--- BEGIN Supplied material ---

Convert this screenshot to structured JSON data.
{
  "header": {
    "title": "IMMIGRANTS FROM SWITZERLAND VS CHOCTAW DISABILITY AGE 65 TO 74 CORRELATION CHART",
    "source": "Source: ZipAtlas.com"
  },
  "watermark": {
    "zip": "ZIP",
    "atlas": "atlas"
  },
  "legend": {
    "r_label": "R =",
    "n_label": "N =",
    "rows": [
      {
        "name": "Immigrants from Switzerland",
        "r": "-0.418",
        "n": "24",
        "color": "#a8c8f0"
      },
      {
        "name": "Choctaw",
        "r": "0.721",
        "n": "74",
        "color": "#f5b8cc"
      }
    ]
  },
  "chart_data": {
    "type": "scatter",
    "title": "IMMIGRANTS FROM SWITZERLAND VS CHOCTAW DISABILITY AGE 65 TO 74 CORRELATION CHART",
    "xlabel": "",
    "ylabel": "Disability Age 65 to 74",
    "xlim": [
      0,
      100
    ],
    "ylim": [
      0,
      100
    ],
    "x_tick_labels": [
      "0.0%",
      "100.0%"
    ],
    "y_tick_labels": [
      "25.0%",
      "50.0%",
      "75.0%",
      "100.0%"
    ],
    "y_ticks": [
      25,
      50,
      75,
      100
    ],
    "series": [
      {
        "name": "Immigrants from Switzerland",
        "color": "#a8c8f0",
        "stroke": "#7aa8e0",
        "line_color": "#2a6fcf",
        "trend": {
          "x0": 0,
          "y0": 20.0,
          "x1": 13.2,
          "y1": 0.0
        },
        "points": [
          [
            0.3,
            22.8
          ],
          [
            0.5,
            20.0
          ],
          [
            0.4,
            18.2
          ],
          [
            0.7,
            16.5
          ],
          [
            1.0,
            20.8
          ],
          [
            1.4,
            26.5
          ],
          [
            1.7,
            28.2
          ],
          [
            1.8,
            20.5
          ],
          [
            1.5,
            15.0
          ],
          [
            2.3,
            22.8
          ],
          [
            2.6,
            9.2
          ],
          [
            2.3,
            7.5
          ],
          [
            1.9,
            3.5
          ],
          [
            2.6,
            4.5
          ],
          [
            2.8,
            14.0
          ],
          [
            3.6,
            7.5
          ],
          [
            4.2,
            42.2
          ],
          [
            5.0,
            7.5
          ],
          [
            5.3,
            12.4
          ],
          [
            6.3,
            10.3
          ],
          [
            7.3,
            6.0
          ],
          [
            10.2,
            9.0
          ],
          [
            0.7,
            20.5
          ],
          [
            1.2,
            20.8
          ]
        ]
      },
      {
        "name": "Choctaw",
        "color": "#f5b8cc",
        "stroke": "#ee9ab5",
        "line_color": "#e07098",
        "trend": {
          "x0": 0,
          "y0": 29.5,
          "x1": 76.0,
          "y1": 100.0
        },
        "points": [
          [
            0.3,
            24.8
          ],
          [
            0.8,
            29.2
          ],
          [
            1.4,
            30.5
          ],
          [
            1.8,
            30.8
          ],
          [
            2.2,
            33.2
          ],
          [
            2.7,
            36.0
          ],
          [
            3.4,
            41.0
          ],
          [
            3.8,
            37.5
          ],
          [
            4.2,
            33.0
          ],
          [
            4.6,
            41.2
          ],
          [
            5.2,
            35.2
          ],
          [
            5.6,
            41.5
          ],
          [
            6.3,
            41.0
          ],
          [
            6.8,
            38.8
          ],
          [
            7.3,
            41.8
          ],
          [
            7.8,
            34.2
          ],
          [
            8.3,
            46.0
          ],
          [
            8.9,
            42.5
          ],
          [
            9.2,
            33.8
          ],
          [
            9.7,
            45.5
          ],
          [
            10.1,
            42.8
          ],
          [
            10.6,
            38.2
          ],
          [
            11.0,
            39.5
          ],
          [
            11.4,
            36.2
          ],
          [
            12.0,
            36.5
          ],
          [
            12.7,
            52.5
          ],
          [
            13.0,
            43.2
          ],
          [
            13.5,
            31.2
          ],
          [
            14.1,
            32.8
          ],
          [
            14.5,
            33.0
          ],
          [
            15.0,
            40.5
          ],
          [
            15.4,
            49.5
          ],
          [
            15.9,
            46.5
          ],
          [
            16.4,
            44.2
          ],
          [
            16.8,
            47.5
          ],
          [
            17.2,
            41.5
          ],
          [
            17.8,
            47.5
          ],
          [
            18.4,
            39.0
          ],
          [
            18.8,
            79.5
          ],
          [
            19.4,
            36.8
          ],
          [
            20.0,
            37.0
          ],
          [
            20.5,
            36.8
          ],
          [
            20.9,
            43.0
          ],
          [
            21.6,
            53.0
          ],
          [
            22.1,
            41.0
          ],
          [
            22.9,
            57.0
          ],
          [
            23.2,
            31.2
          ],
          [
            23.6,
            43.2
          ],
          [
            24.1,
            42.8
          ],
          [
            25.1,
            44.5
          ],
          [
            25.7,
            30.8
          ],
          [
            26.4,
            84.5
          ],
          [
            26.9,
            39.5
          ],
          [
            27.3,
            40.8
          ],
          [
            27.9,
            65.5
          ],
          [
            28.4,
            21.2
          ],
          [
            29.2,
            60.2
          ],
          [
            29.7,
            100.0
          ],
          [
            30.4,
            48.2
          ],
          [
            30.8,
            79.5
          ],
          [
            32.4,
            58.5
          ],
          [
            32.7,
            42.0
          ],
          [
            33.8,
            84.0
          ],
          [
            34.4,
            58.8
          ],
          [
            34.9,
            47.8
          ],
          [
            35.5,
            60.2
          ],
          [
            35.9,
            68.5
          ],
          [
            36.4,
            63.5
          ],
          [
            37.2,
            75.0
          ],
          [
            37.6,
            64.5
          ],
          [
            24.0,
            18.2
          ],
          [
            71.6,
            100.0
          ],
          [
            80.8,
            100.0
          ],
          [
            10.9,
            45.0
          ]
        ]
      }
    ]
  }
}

--- END Supplied material ---

Goal: Each record above should be restated word for word.

Exercise result:
Convert this screenshot to structured JSON data.
{
  "header": {
    "title": "IMMIGRANTS FROM SWITZERLAND VS CHOCTAW DISABILITY AGE 65 TO 74 CORRELATION CHART",
    "source": "Source: ZipAtlas.com"
  },
  "watermark": {
    "zip": "ZIP",
    "atlas": "atlas"
  },
  "legend": {
    "r_label": "R =",
    "n_label": "N =",
    "rows": [
      {
        "name": "Immigrants from Switzerland",
        "r": "-0.418",
        "n": "24",
        "color": "#a8c8f0"
      },
      {
        "name": "Choctaw",
        "r": "0.721",
        "n": "74",
        "color": "#f5b8cc"
      }
    ]
  },
  "chart_data": {
    "type": "scatter",
    "title": "IMMIGRANTS FROM SWITZERLAND VS CHOCTAW DISABILITY AGE 65 TO 74 CORRELATION CHART",
    "xlabel": "",
    "ylabel": "Disability Age 65 to 74",
    "xlim": [
      0,
      100
    ],
    "ylim": [
      0,
      100
    ],
    "x_tick_labels": [
      "0.0%",
      "100.0%"
    ],
    "y_tick_labels": [
      "25.0%",
      "50.0%",
      "75.0%",
      "100.0%"
    ],
    "y_ticks": [
      25,
      50,
      75,
      100
    ],
    "series": [
      {
        "name": "Immigrants from Switzerland",
        "color": "#a8c8f0",
        "stroke": "#7aa8e0",
        "line_color": "#2a6fcf",
        "trend": {
          "x0": 0,
          "y0": 20.0,
          "x1": 13.2,
          "y1": 0.0
        },
        "points": [
          [
            0.3,
            22.8
          ],
          [
            0.5,
            20.0
          ],
          [
            0.4,
            18.2
          ],
          [
            0.7,
            16.5
          ],
          [
            1.0,
            20.8
          ],
          [
            1.4,
            26.5
          ],
          [
            1.7,
            28.2
          ],
          [
            1.8,
            20.5
          ],
          [
            1.5,
            15.0
          ],
          [
            2.3,
            22.8
          ],
          [
            2.6,
            9.2
          ],
          [
            2.3,
            7.5
          ],
          [
            1.9,
            3.5
          ],
          [
            2.6,
            4.5
          ],
          [
            2.8,
            14.0
          ],
          [
            3.6,
            7.5
          ],
          [
            4.2,
            42.2
          ],
          [
            5.0,
            7.5
          ],
          [
            5.3,
            12.4
          ],
          [
            6.3,
            10.3
          ],
          [
            7.3,
            6.0
          ],
          [
            10.2,
            9.0
          ],
          [
            0.7,
            20.5
          ],
          [
            1.2,
            20.8
          ]
        ]
      },
      {
        "name": "Choctaw",
        "color": "#f5b8cc",
        "stroke": "#ee9ab5",
        "line_color": "#e07098",
        "trend": {
          "x0": 0,
          "y0": 29.5,
          "x1": 76.0,
          "y1": 100.0
        },
        "points": [
          [
            0.3,
            24.8
          ],
          [
            0.8,
            29.2
          ],
          [
            1.4,
            30.5
          ],
          [
            1.8,
            30.8
          ],
          [
            2.2,
            33.2
          ],
          [
            2.7,
            36.0
          ],
          [
            3.4,
            41.0
          ],
          [
            3.8,
            37.5
          ],
          [
            4.2,
            33.0
          ],
          [
            4.6,
            41.2
          ],
          [
            5.2,
            35.2
          ],
          [
            5.6,
            41.5
          ],
          [
            6.3,
            41.0
          ],
          [
            6.8,
            38.8
          ],
          [
            7.3,
            41.8
          ],
          [
            7.8,
            34.2
          ],
          [
            8.3,
            46.0
          ],
          [
            8.9,
            42.5
          ],
          [
            9.2,
            33.8
          ],
          [
            9.7,
            45.5
          ],
          [
            10.1,
            42.8
          ],
          [
            10.6,
            38.2
          ],
          [
            11.0,
            39.5
          ],
          [
            11.4,
            36.2
          ],
          [
            12.0,
            36.5
          ],
          [
            12.7,
            52.5
          ],
          [
            13.0,
            43.2
          ],
          [
            13.5,
            31.2
          ],
          [
            14.1,
            32.8
          ],
          [
            14.5,
            33.0
          ],
          [
            15.0,
            40.5
          ],
          [
            15.4,
            49.5
          ],
          [
            15.9,
            46.5
          ],
          [
            16.4,
            44.2
          ],
          [
            16.8,
            47.5
          ],
          [
            17.2,
            41.5
          ],
          [
            17.8,
            47.5
          ],
          [
            18.4,
            39.0
          ],
          [
            18.8,
            79.5
          ],
          [
            19.4,
            36.8
          ],
          [
            20.0,
            37.0
          ],
          [
            20.5,
            36.8
          ],
          [
            20.9,
            43.0
          ],
          [
            21.6,
            53.0
          ],
          [
            22.1,
            41.0
          ],
          [
            22.9,
            57.0
          ],
          [
            23.2,
            31.2
          ],
          [
            23.6,
            43.2
          ],
          [
            24.1,
            42.8
          ],
          [
            25.1,
            44.5
          ],
          [
            25.7,
            30.8
          ],
          [
            26.4,
            84.5
          ],
          [
            26.9,
            39.5
          ],
          [
            27.3,
            40.8
          ],
          [
            27.9,
            65.5
          ],
          [
            28.4,
            21.2
          ],
          [
            29.2,
            60.2
          ],
          [
            29.7,
            100.0
          ],
          [
            30.4,
            48.2
          ],
          [
            30.8,
            79.5
          ],
          [
            32.4,
            58.5
          ],
          [
            32.7,
            42.0
          ],
          [
            33.8,
            84.0
          ],
          [
            34.4,
            58.8
          ],
          [
            34.9,
            47.8
          ],
          [
            35.5,
            60.2
          ],
          [
            35.9,
            68.5
          ],
          [
            36.4,
            63.5
          ],
          [
            37.2,
            75.0
          ],
          [
            37.6,
            64.5
          ],
          [
            24.0,
            18.2
          ],
          [
            71.6,
            100.0
          ],
          [
            80.8,
            100.0
          ],
          [
            10.9,
            45.0
          ]
        ]
      }
    ]
  }
}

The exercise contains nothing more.